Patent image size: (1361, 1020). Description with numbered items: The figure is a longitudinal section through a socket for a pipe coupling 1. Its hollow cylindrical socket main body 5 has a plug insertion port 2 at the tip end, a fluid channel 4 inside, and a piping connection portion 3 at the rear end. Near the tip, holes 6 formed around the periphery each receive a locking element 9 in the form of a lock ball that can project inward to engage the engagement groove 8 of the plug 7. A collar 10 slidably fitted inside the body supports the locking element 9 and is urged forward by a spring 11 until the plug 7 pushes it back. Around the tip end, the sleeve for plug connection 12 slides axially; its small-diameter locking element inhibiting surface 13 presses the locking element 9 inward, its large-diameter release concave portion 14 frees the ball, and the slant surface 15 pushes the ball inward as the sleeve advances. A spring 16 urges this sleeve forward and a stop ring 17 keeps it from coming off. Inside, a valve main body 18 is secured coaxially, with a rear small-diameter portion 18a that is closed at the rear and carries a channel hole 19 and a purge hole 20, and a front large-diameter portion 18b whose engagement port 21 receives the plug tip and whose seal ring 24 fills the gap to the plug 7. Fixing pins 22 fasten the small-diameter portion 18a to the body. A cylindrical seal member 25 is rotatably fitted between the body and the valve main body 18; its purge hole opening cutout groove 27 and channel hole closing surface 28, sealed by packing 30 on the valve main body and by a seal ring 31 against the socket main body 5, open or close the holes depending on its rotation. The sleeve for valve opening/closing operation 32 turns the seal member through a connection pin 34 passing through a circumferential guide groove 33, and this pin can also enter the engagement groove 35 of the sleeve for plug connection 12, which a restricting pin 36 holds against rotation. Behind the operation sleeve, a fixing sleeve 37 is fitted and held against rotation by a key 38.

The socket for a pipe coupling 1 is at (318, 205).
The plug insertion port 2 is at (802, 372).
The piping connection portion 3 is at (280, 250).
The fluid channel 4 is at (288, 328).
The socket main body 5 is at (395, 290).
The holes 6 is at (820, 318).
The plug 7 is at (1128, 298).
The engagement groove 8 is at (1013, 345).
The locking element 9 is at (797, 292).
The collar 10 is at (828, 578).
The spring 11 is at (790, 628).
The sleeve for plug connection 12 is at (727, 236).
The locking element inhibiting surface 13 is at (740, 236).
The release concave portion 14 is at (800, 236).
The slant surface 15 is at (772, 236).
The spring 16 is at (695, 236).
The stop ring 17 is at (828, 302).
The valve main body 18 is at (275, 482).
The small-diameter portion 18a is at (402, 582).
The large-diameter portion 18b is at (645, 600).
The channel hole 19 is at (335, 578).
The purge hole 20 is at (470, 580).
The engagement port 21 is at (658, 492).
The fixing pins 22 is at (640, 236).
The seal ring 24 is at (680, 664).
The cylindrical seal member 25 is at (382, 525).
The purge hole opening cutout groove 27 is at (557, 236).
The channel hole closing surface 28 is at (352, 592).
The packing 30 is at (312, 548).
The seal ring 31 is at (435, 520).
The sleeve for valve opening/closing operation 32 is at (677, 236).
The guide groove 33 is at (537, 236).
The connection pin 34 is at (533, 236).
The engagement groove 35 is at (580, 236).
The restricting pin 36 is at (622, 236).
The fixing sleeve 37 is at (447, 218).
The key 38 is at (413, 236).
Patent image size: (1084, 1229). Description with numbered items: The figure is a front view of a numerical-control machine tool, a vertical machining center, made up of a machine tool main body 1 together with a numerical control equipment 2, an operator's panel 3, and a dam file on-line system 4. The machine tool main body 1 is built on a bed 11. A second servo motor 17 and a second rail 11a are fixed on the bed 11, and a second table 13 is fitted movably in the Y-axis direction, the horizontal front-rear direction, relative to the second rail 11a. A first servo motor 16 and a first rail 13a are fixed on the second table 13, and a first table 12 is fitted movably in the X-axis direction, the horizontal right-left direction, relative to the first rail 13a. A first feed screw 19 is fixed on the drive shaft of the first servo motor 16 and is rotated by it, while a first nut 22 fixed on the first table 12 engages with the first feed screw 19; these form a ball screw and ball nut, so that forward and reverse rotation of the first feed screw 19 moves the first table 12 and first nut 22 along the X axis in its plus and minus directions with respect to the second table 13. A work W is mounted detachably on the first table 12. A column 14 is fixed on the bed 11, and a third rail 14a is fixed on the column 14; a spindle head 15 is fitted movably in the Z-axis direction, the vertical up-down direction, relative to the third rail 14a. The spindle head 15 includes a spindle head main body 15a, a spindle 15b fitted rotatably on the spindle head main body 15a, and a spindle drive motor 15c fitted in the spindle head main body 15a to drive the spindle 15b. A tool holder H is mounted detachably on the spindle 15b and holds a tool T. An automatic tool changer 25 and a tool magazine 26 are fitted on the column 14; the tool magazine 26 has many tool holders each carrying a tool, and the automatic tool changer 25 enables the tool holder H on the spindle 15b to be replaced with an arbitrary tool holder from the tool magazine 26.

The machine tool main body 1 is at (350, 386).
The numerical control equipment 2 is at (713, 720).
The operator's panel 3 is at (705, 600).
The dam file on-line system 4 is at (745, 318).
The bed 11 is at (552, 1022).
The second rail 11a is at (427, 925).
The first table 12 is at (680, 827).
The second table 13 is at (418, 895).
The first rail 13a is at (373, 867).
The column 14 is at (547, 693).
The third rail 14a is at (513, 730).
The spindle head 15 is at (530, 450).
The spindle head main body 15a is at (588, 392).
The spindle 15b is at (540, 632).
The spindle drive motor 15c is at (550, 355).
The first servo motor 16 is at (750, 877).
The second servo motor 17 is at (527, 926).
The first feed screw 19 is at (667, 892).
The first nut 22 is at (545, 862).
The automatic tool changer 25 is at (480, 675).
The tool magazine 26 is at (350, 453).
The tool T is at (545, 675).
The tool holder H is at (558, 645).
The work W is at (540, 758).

----------

_STATED TASK_
Express all the lines above as a two-column CSV with the headers input and output. Make one row for each line that begins with "Patent image size". Put that line in input, and put the lines after it, up to the next such line, in output. Quote each field and turn line breaks into spaces.

_FINISHED EXERCISE_
input,output
"Patent image size: (1361, 1020). Description with numbered items: The figure is a longitudinal section through a socket for a pipe coupling 1. Its hollow cylindrical socket main body 5 has a plug insertion port 2 at the tip end, a fluid channel 4 inside, and a piping connection portion 3 at the rear end. Near the tip, holes 6 formed around the periphery each receive a locking element 9 in the form of a lock ball that can project inward to engage the engagement groove 8 of the plug 7. A collar 10 slidably fitted inside the body supports the locking element 9 and is urged forward by a spring 11 until the plug 7 pushes it back. Around the tip end, the sleeve for plug connection 12 slides axially; its small-diameter locking element inhibiting surface 13 presses the locking element 9 inward, its large-diameter release concave portion 14 frees the ball, and the slant surface 15 pushes the ball inward as the sleeve advances. A spring 16 urges this sleeve forward and a stop ring 17 keeps it from coming off. Inside, a valve main body 18 is secured coaxially, with a rear small-diameter portion 18a that is closed at the rear and carries a channel hole 19 and a purge hole 20, and a front large-diameter portion 18b whose engagement port 21 receives the plug tip and whose seal ring 24 fills the gap to the plug 7. Fixing pins 22 fasten the small-diameter portion 18a to the body. A cylindrical seal member 25 is rotatably fitted between the body and the valve main body 18; its purge hole opening cutout groove 27 and channel hole closing surface 28, sealed by packing 30 on the valve main body and by a seal ring 31 against the socket main body 5, open or close the holes depending on its rotation. The sleeve for valve opening/closing operation 32 turns the seal member through a connection pin 34 passing through a circumferential guide groove 33, and this pin can also enter the engagement groove 35 of the sleeve for plug connection 12, which a restricting pin 36 holds against rotation. Behind the operation sleeve, a fixing sleeve 37 is fitted and held against rotation by a key 38.","The socket for a pipe coupling 1 is at (318, 205). The plug insertion port 2 is at (802, 372). The piping connection portion 3 is at (280, 250). The fluid channel 4 is at (288, 328). The socket main body 5 is at (395, 290). The holes 6 is at (820, 318). The plug 7 is at (1128, 298). The engagement groove 8 is at (1013, 345). The locking element 9 is at (797, 292). The collar 10 is at (828, 578). The spring 11 is at (790, 628). The sleeve for plug connection 12 is at (727, 236). The locking element inhibiting surface 13 is at (740, 236). The release concave portion 14 is at (800, 236). The slant surface 15 is at (772, 236). The spring 16 is at (695, 236). The stop ring 17 is at (828, 302). The valve main body 18 is at (275, 482). The small-diameter portion 18a is at (402, 582). The large-diameter portion 18b is at (645, 600). The channel hole 19 is at (335, 578). The purge hole 20 is at (470, 580). The engagement port 21 is at (658, 492). The fixing pins 22 is at (640, 236). The seal ring 24 is at (680, 664). The cylindrical seal member 25 is at (382, 525). The purge hole opening cutout groove 27 is at (557, 236). The channel hole closing surface 28 is at (352, 592). The packing 30 is at (312, 548). The seal ring 31 is at (435, 520). The sleeve for valve opening/closing operation 32 is at (677, 236). The guide groove 33 is at (537, 236). The connection pin 34 is at (533, 236). The engagement groove 35 is at (580, 236). The restricting pin 36 is at (622, 236). The fixing sleeve 37 is at (447, 218). The key 38 is at (413, 236)."
"Patent image size: (1084, 1229). Description with numbered items: The figure is a front view of a numerical-control machine tool, a vertical machining center, made up of a machine tool main body 1 together with a numerical control equipment 2, an operator's panel 3, and a dam file on-line system 4. The machine tool main body 1 is built on a bed 11. A second servo motor 17 and a second rail 11a are fixed on the bed 11, and a second table 13 is fitted movably in the Y-axis direction, the horizontal front-rear direction, relative to the second rail 11a. A first servo motor 16 and a first rail 13a are fixed on the second table 13, and a first table 12 is fitted movably in the X-axis direction, the horizontal right-left direction, relative to the first rail 13a. A first feed screw 19 is fixed on the drive shaft of the first servo motor 16 and is rotated by it, while a first nut 22 fixed on the first table 12 engages with the first feed screw 19; these form a ball screw and ball nut, so that forward and reverse rotation of the first feed screw 19 moves the first table 12 and first nut 22 along the X axis in its plus and minus directions with respect to the second table 13. A work W is mounted detachably on the first table 12. A column 14 is fixed on the bed 11, and a third rail 14a is fixed on the column 14; a spindle head 15 is fitted movably in the Z-axis direction, the vertical up-down direction, relative to the third rail 14a. The spindle head 15 includes a spindle head main body 15a, a spindle 15b fitted rotatably on the spindle head main body 15a, and a spindle drive motor 15c fitted in the spindle head main body 15a to drive the spindle 15b. A tool holder H is mounted detachably on the spindle 15b and holds a tool T. An automatic tool changer 25 and a tool magazine 26 are fitted on the column 14; the tool magazine 26 has many tool holders each carrying a tool, and the automatic tool changer 25 enables the tool holder H on the spindle 15b to be replaced with an arbitrary tool holder from the tool magazine 26.","The machine tool main body 1 is at (350, 386). The numerical control equipment 2 is at (713, 720). The operator's panel 3 is at (705, 600). The dam file on-line system 4 is at (745, 318). The bed 11 is at (552, 1022). The second rail 11a is at (427, 925). The first table 12 is at (680, 827). The second table 13 is at (418, 895). The first rail 13a is at (373, 867). The column 14 is at (547, 693). The third rail 14a is at (513, 730). The spindle head 15 is at (530, 450). The spindle head main body 15a is at (588, 392). The spindle 15b is at (540, 632). The spindle drive motor 15c is at (550, 355). The first servo motor 16 is at (750, 877). The second servo motor 17 is at (527, 926). The first feed screw 19 is at (667, 892). The first nut 22 is at (545, 862). The automatic tool changer 25 is at (480, 675). The tool magazine 26 is at (350, 453). The tool T is at (545, 675). The tool holder H is at (558, 645). The work W is at (540, 758)."